TASK DETAILS:
Say how many lines of the listing below contain "background", giving the number and nothing else.

Lines of data:
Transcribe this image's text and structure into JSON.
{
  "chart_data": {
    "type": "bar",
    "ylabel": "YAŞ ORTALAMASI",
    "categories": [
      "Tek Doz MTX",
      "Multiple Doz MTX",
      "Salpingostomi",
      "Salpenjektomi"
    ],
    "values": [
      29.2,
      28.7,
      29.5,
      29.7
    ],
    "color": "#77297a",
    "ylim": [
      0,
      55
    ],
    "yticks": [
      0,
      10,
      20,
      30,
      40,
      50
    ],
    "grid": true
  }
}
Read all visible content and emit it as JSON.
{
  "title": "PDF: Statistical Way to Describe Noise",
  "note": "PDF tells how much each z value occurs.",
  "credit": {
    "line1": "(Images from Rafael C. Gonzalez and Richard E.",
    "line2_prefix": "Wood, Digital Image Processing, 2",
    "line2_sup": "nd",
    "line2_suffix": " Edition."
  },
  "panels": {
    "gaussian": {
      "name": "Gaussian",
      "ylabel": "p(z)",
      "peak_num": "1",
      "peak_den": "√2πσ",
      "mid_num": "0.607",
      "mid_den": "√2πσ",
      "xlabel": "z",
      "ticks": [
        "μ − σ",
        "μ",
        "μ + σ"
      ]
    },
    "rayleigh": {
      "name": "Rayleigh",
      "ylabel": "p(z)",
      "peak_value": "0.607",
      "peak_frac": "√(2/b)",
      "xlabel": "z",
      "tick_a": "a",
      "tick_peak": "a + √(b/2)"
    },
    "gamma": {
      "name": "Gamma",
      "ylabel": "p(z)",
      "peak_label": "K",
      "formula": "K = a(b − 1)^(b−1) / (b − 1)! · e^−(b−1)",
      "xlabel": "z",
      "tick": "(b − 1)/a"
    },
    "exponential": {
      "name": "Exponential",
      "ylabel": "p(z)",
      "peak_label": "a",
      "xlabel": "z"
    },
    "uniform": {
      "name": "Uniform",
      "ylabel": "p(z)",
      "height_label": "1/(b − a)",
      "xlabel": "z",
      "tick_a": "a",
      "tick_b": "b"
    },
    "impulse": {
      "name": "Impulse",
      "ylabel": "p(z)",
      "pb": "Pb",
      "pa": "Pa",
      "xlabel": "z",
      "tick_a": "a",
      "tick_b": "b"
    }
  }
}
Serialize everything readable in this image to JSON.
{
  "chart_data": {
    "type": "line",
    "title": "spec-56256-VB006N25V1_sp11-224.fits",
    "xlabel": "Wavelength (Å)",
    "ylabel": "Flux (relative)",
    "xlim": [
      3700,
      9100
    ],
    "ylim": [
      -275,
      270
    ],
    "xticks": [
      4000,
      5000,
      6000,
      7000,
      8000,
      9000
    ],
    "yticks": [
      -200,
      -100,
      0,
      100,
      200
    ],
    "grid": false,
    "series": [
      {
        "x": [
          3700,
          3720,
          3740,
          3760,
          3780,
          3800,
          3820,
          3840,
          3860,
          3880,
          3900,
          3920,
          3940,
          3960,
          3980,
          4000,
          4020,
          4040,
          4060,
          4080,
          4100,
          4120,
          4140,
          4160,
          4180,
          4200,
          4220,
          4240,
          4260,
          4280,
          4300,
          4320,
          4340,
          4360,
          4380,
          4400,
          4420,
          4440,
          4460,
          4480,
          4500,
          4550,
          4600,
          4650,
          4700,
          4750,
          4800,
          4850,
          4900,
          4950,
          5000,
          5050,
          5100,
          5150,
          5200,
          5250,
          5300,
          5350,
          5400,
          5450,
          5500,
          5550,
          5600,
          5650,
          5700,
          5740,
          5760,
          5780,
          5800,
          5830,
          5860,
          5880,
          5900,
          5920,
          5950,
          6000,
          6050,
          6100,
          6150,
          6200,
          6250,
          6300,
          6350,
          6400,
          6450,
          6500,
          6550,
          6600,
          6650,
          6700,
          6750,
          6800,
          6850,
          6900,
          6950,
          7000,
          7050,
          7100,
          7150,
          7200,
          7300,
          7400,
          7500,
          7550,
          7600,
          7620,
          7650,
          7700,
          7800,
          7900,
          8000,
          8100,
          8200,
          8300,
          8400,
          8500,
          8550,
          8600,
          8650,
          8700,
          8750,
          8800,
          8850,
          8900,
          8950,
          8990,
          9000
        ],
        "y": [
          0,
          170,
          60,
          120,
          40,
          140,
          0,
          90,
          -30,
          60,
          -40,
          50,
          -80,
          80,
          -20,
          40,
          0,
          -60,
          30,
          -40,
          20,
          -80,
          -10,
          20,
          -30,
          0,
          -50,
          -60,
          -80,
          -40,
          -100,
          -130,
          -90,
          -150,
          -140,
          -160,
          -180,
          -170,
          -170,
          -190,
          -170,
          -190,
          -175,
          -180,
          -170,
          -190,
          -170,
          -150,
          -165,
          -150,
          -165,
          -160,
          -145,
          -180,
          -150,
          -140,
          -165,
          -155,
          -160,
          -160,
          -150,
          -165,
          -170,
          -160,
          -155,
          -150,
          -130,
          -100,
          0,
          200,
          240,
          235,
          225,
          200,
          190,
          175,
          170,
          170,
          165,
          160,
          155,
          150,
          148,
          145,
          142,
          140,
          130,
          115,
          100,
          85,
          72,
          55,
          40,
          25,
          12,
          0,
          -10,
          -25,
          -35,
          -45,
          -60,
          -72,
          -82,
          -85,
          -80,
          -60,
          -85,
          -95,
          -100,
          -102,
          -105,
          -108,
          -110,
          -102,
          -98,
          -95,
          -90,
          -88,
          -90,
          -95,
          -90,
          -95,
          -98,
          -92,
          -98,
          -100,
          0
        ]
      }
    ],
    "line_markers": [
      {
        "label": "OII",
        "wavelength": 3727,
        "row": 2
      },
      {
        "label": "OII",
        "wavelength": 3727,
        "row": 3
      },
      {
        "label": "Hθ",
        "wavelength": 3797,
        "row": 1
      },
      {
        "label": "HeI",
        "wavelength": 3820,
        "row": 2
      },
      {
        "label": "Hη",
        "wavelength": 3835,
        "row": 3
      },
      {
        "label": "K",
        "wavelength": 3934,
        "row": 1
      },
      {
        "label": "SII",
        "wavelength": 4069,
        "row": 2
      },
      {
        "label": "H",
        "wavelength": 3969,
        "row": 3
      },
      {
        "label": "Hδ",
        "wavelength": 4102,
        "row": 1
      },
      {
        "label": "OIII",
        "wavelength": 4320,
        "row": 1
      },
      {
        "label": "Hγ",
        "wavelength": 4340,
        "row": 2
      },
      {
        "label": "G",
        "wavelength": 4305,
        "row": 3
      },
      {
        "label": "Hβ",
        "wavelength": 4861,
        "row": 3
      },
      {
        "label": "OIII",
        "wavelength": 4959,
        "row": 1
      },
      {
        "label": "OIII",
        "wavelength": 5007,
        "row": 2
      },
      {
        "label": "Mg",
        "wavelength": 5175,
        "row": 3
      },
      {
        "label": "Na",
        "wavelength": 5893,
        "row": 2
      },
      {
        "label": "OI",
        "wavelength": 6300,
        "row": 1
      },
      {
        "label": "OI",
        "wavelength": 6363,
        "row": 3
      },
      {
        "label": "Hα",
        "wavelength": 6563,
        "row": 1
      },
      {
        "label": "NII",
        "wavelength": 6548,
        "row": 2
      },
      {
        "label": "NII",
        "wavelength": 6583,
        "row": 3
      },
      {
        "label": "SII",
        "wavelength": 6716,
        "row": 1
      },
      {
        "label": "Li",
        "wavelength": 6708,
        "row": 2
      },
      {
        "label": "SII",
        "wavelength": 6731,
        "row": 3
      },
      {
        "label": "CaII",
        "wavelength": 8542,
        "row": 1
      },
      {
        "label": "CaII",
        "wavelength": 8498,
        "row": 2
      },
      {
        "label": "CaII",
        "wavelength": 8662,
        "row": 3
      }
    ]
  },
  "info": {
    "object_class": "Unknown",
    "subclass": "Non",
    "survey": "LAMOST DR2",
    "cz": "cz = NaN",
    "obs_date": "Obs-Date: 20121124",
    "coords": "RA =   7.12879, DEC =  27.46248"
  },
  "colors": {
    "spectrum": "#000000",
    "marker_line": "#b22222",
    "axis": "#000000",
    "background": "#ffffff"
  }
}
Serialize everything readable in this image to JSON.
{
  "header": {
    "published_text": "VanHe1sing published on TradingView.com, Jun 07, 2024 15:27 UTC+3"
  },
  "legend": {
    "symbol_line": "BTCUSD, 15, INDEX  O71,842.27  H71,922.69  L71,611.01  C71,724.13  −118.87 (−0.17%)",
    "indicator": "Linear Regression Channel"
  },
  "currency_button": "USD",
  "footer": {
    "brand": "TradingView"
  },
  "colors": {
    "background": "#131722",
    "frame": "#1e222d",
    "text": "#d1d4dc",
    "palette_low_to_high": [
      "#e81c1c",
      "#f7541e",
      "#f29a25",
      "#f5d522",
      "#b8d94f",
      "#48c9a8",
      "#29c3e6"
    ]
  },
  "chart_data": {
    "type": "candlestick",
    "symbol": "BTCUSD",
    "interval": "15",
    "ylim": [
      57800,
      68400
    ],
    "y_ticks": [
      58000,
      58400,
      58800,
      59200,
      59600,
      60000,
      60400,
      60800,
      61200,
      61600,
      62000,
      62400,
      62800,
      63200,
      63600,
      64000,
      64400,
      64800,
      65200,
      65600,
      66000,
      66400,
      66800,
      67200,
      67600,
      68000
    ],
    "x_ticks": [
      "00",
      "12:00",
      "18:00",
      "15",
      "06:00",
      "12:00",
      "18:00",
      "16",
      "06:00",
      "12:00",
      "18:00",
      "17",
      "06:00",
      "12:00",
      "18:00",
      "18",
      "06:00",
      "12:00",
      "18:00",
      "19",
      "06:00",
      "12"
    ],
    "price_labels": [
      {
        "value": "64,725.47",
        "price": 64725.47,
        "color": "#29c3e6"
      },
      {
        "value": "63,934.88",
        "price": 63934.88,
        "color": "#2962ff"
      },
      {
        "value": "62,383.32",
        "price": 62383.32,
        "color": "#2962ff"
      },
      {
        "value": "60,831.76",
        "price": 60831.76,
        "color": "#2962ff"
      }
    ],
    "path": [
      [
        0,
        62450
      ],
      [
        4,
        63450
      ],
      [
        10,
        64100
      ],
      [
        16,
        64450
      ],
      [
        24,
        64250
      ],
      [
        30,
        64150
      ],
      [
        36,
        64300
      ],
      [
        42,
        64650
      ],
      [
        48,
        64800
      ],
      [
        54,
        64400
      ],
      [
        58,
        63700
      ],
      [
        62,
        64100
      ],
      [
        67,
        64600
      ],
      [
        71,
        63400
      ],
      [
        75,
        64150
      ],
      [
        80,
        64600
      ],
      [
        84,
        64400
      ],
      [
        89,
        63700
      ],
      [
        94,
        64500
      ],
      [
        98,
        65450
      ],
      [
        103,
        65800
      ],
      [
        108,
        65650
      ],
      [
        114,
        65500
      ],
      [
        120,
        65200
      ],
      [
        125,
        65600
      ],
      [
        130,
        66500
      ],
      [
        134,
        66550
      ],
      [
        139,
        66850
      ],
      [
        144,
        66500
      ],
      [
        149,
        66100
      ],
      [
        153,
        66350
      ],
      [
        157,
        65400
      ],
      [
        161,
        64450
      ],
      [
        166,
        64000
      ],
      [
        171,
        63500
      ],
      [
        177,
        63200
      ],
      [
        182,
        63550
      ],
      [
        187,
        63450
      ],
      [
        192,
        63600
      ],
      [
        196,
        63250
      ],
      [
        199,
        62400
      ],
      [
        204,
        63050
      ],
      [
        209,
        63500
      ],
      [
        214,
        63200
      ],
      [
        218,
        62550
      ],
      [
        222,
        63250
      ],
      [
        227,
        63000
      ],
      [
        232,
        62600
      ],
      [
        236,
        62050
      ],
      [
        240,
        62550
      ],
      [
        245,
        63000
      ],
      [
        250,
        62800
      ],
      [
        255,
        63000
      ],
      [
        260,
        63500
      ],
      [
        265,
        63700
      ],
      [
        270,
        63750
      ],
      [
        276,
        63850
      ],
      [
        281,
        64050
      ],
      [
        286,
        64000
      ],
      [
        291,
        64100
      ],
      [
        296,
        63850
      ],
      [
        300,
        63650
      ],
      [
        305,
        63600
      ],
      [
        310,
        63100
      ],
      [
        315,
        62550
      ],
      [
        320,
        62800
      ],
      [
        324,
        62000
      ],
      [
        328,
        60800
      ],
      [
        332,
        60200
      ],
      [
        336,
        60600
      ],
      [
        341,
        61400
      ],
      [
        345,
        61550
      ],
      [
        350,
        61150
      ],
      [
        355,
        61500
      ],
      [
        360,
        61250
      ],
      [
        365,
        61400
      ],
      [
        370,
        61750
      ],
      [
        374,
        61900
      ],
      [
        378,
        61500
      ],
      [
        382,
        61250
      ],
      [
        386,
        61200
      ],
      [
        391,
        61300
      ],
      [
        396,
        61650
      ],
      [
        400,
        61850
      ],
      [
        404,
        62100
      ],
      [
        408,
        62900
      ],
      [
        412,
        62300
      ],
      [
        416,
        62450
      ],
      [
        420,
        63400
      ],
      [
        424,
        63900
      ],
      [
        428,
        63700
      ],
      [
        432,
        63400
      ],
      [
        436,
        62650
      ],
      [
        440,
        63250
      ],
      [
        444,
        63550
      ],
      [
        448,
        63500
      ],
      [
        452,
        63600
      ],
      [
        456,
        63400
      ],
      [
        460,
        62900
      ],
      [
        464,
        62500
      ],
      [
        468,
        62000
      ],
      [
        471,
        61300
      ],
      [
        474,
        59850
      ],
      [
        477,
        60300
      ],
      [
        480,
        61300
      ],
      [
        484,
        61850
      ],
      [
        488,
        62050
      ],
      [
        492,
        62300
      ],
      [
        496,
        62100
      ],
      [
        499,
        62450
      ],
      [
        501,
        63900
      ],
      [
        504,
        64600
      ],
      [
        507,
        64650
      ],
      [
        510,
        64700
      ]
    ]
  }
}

EXERCISE ANSWER:
2